DESCRIPTION OF THE TASK » Produce an exact transcription of the listing below, omitting the pictures.

INFORMATION SUPPLIED »

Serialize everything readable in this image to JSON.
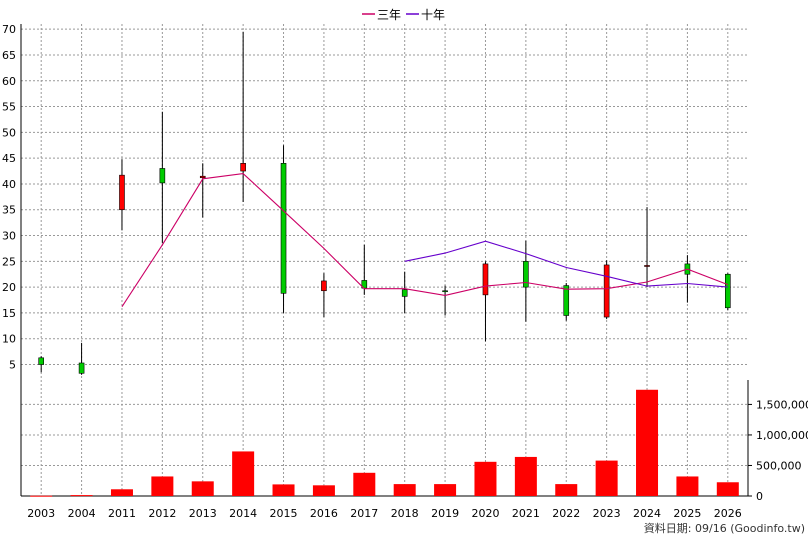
{
  "legend": [
    {
      "label": "三年",
      "color": "#cc0066"
    },
    {
      "label": "十年",
      "color": "#6600cc"
    }
  ],
  "source_text": "資料日期: 09/16  (Goodinfo.tw)",
  "colors": {
    "up": "#ff0000",
    "down": "#00cc00",
    "volume": "#ff0000",
    "grid": "#999999"
  },
  "chart_data": {
    "type": "candlestick+bar",
    "categories": [
      "2003",
      "2004",
      "2011",
      "2012",
      "2013",
      "2014",
      "2015",
      "2016",
      "2017",
      "2018",
      "2019",
      "2020",
      "2021",
      "2022",
      "2023",
      "2024",
      "2025",
      "2026"
    ],
    "price_axis": {
      "ylim": [
        2,
        71
      ],
      "ticks": [
        5,
        10,
        15,
        20,
        25,
        30,
        35,
        40,
        45,
        50,
        55,
        60,
        65,
        70
      ]
    },
    "volume_axis": {
      "ylim": [
        0,
        1900000
      ],
      "ticks": [
        0,
        500000,
        1000000,
        1500000
      ],
      "tick_labels": [
        "0",
        "500,000",
        "1,000,000",
        "1,500,000"
      ]
    },
    "ohlc": [
      {
        "open": 5.0,
        "high": 6.6,
        "low": 3.5,
        "close": 6.3
      },
      {
        "open": 3.3,
        "high": 9.2,
        "low": 3.0,
        "close": 5.3
      },
      {
        "open": 41.7,
        "high": 44.8,
        "low": 31.0,
        "close": 35.0
      },
      {
        "open": 40.2,
        "high": 54.0,
        "low": 28.5,
        "close": 43.0
      },
      {
        "open": 41.5,
        "high": 44.0,
        "low": 33.5,
        "close": 41.2
      },
      {
        "open": 44.0,
        "high": 69.5,
        "low": 36.5,
        "close": 42.5
      },
      {
        "open": 18.8,
        "high": 47.5,
        "low": 15.0,
        "close": 44.0
      },
      {
        "open": 21.2,
        "high": 22.7,
        "low": 14.2,
        "close": 19.3
      },
      {
        "open": 19.8,
        "high": 28.2,
        "low": 18.5,
        "close": 21.3
      },
      {
        "open": 18.2,
        "high": 23.0,
        "low": 15.0,
        "close": 19.5
      },
      {
        "open": 19.3,
        "high": 20.3,
        "low": 14.5,
        "close": 19.3
      },
      {
        "open": 24.5,
        "high": 25.0,
        "low": 9.5,
        "close": 18.5
      },
      {
        "open": 20.0,
        "high": 29.0,
        "low": 13.3,
        "close": 25.0
      },
      {
        "open": 14.5,
        "high": 20.8,
        "low": 13.5,
        "close": 20.3
      },
      {
        "open": 24.3,
        "high": 25.2,
        "low": 13.8,
        "close": 14.2
      },
      {
        "open": 24.2,
        "high": 35.5,
        "low": 20.0,
        "close": 24.0
      },
      {
        "open": 22.5,
        "high": 26.2,
        "low": 17.0,
        "close": 24.5
      },
      {
        "open": 16.0,
        "high": 22.7,
        "low": 15.5,
        "close": 22.5
      }
    ],
    "series": [
      {
        "name": "三年",
        "values": [
          null,
          null,
          16.2,
          28.2,
          41.0,
          42.0,
          34.8,
          27.5,
          19.7,
          19.7,
          18.4,
          20.2,
          20.9,
          19.6,
          19.7,
          21.0,
          23.5,
          20.5
        ]
      },
      {
        "name": "十年",
        "values": [
          null,
          null,
          null,
          null,
          null,
          null,
          null,
          null,
          null,
          25.0,
          26.6,
          28.9,
          26.5,
          23.8,
          22.1,
          20.2,
          20.7,
          20.0
        ]
      }
    ],
    "volume": [
      5000,
      15000,
      110000,
      320000,
      240000,
      730000,
      190000,
      175000,
      380000,
      195000,
      195000,
      560000,
      640000,
      195000,
      580000,
      1740000,
      320000,
      225000
    ]
  }
}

WORKED ANSWER »
Serialize everything readable in this image to JSON.
{
  "legend": [
    {
      "label": "三年",
      "color": "#cc0066"
    },
    {
      "label": "十年",
      "color": "#6600cc"
    }
  ],
  "source_text": "資料日期: 09/16  (Goodinfo.tw)",
  "colors": {
    "up": "#ff0000",
    "down": "#00cc00",
    "volume": "#ff0000",
    "grid": "#999999"
  },
  "chart_data": {
    "type": "candlestick+bar",
    "categories": [
      "2003",
      "2004",
      "2011",
      "2012",
      "2013",
      "2014",
      "2015",
      "2016",
      "2017",
      "2018",
      "2019",
      "2020",
      "2021",
      "2022",
      "2023",
      "2024",
      "2025",
      "2026"
    ],
    "price_axis": {
      "ylim": [
        2,
        71
      ],
      "ticks": [
        5,
        10,
        15,
        20,
        25,
        30,
        35,
        40,
        45,
        50,
        55,
        60,
        65,
        70
      ]
    },
    "volume_axis": {
      "ylim": [
        0,
        1900000
      ],
      "ticks": [
        0,
        500000,
        1000000,
        1500000
      ],
      "tick_labels": [
        "0",
        "500,000",
        "1,000,000",
        "1,500,000"
      ]
    },
    "ohlc": [
      {
        "open": 5.0,
        "high": 6.6,
        "low": 3.5,
        "close": 6.3
      },
      {
        "open": 3.3,
        "high": 9.2,
        "low": 3.0,
        "close": 5.3
      },
      {
        "open": 41.7,
        "high": 44.8,
        "low": 31.0,
        "close": 35.0
      },
      {
        "open": 40.2,
        "high": 54.0,
        "low": 28.5,
        "close": 43.0
      },
      {
        "open": 41.5,
        "high": 44.0,
        "low": 33.5,
        "close": 41.2
      },
      {
        "open": 44.0,
        "high": 69.5,
        "low": 36.5,
        "close": 42.5
      },
      {
        "open": 18.8,
        "high": 47.5,
        "low": 15.0,
        "close": 44.0
      },
      {
        "open": 21.2,
        "high": 22.7,
        "low": 14.2,
        "close": 19.3
      },
      {
        "open": 19.8,
        "high": 28.2,
        "low": 18.5,
        "close": 21.3
      },
      {
        "open": 18.2,
        "high": 23.0,
        "low": 15.0,
        "close": 19.5
      },
      {
        "open": 19.3,
        "high": 20.3,
        "low": 14.5,
        "close": 19.3
      },
      {
        "open": 24.5,
        "high": 25.0,
        "low": 9.5,
        "close": 18.5
      },
      {
        "open": 20.0,
        "high": 29.0,
        "low": 13.3,
        "close": 25.0
      },
      {
        "open": 14.5,
        "high": 20.8,
        "low": 13.5,
        "close": 20.3
      },
      {
        "open": 24.3,
        "high": 25.2,
        "low": 13.8,
        "close": 14.2
      },
      {
        "open": 24.2,
        "high": 35.5,
        "low": 20.0,
        "close": 24.0
      },
      {
        "open": 22.5,
        "high": 26.2,
        "low": 17.0,
        "close": 24.5
      },
      {
        "open": 16.0,
        "high": 22.7,
        "low": 15.5,
        "close": 22.5
      }
    ],
    "series": [
      {
        "name": "三年",
        "values": [
          null,
          null,
          16.2,
          28.2,
          41.0,
          42.0,
          34.8,
          27.5,
          19.7,
          19.7,
          18.4,
          20.2,
          20.9,
          19.6,
          19.7,
          21.0,
          23.5,
          20.5
        ]
      },
      {
        "name": "十年",
        "values": [
          null,
          null,
          null,
          null,
          null,
          null,
          null,
          null,
          null,
          25.0,
          26.6,
          28.9,
          26.5,
          23.8,
          22.1,
          20.2,
          20.7,
          20.0
        ]
      }
    ],
    "volume": [
      5000,
      15000,
      110000,
      320000,
      240000,
      730000,
      190000,
      175000,
      380000,
      195000,
      195000,
      560000,
      640000,
      195000,
      580000,
      1740000,
      320000,
      225000
    ]
  }
}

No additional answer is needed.